## Exercise description
Of the lines in the listing below, how many hold "Winnings"? Answer with the number only.

[begin Available records]

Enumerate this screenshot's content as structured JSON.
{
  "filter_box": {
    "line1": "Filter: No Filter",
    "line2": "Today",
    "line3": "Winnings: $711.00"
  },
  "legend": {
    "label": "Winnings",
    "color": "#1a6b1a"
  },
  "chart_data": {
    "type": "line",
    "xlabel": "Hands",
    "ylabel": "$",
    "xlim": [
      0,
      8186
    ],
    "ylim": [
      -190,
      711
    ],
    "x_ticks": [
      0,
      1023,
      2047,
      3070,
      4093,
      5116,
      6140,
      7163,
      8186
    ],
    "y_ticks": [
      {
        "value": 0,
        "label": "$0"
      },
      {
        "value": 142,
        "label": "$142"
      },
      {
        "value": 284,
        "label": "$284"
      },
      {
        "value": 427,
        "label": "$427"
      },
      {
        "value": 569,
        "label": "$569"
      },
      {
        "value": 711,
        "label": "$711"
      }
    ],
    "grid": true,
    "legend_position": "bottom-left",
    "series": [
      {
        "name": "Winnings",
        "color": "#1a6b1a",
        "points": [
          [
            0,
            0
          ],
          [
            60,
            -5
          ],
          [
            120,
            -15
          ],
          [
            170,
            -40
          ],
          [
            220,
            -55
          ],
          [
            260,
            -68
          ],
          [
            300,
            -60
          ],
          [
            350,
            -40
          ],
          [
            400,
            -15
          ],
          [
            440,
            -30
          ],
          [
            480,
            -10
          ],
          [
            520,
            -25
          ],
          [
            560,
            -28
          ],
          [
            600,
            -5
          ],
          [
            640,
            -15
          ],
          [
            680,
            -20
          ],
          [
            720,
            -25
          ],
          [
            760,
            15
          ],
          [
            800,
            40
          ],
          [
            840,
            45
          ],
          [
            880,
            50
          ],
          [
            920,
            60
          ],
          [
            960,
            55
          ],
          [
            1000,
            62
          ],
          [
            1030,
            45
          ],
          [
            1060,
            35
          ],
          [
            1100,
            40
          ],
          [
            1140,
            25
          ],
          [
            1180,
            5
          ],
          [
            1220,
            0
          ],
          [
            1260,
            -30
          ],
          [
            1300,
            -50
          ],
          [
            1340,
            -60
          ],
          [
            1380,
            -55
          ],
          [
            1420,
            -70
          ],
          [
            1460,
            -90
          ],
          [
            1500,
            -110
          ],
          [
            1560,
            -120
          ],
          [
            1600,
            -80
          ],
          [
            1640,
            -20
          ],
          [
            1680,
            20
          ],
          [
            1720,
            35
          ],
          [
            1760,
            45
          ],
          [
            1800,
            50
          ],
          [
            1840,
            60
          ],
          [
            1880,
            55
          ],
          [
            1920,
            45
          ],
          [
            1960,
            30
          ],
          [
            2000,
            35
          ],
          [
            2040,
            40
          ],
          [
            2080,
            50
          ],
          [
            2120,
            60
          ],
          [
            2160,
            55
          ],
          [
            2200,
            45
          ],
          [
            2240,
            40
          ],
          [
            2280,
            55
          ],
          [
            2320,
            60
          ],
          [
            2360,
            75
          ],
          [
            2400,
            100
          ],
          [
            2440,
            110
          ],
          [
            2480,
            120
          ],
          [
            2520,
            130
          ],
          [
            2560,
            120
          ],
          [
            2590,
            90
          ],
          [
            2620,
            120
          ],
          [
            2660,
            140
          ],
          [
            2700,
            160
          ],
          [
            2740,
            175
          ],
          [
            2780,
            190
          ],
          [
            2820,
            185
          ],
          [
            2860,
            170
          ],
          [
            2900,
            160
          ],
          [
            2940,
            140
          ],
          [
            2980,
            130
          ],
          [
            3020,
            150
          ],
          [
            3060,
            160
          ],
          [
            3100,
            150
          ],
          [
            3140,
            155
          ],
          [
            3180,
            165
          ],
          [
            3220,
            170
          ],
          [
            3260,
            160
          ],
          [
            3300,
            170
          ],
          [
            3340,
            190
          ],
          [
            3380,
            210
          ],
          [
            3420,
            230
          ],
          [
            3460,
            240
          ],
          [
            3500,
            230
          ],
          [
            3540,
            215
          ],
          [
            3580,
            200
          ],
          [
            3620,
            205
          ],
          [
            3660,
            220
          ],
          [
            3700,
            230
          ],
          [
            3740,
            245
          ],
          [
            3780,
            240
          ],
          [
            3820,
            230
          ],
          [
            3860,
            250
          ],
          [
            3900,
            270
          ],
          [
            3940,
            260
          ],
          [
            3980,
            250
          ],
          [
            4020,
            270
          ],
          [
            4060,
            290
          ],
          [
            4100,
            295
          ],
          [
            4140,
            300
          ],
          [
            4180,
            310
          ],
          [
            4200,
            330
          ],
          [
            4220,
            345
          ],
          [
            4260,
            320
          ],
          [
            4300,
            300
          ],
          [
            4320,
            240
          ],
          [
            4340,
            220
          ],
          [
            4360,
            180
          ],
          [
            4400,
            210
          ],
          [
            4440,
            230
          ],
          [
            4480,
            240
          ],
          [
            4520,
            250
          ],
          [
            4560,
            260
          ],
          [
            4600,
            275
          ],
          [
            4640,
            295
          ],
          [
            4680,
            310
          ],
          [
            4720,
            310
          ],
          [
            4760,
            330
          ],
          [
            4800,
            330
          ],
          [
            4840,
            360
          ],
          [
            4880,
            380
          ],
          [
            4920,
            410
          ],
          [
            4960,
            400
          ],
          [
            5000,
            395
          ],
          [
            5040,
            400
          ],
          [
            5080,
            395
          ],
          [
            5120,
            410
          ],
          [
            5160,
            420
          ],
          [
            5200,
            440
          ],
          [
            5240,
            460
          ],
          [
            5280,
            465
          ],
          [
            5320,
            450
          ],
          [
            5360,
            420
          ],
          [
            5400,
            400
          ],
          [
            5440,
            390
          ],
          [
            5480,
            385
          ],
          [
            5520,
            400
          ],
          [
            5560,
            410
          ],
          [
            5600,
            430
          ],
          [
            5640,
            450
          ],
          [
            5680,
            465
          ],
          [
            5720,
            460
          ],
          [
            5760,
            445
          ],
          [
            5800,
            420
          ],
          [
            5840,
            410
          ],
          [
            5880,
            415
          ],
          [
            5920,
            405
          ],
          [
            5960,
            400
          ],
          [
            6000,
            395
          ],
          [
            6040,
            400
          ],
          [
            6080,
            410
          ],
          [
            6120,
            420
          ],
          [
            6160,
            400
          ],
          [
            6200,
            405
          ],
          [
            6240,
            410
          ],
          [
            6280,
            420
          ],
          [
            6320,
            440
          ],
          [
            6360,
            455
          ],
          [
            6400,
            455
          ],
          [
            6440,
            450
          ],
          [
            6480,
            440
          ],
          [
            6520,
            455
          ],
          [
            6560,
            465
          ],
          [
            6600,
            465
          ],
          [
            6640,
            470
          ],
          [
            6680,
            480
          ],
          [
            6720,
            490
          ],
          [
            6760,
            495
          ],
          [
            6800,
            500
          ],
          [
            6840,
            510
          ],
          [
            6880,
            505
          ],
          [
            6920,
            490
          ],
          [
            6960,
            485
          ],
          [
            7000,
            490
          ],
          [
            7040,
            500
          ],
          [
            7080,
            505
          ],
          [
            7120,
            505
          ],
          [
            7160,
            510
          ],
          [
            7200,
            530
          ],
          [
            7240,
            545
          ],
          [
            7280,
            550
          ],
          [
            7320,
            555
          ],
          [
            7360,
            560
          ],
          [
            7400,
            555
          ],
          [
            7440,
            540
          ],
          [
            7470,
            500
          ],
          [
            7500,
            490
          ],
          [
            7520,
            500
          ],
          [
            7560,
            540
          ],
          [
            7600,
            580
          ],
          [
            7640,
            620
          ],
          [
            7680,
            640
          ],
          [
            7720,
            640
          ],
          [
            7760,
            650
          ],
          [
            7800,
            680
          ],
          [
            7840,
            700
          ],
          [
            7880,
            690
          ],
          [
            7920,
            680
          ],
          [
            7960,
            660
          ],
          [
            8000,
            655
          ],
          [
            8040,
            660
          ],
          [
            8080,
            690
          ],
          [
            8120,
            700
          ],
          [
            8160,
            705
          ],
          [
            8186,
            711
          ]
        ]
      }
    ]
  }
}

[end Available records]

## In response
3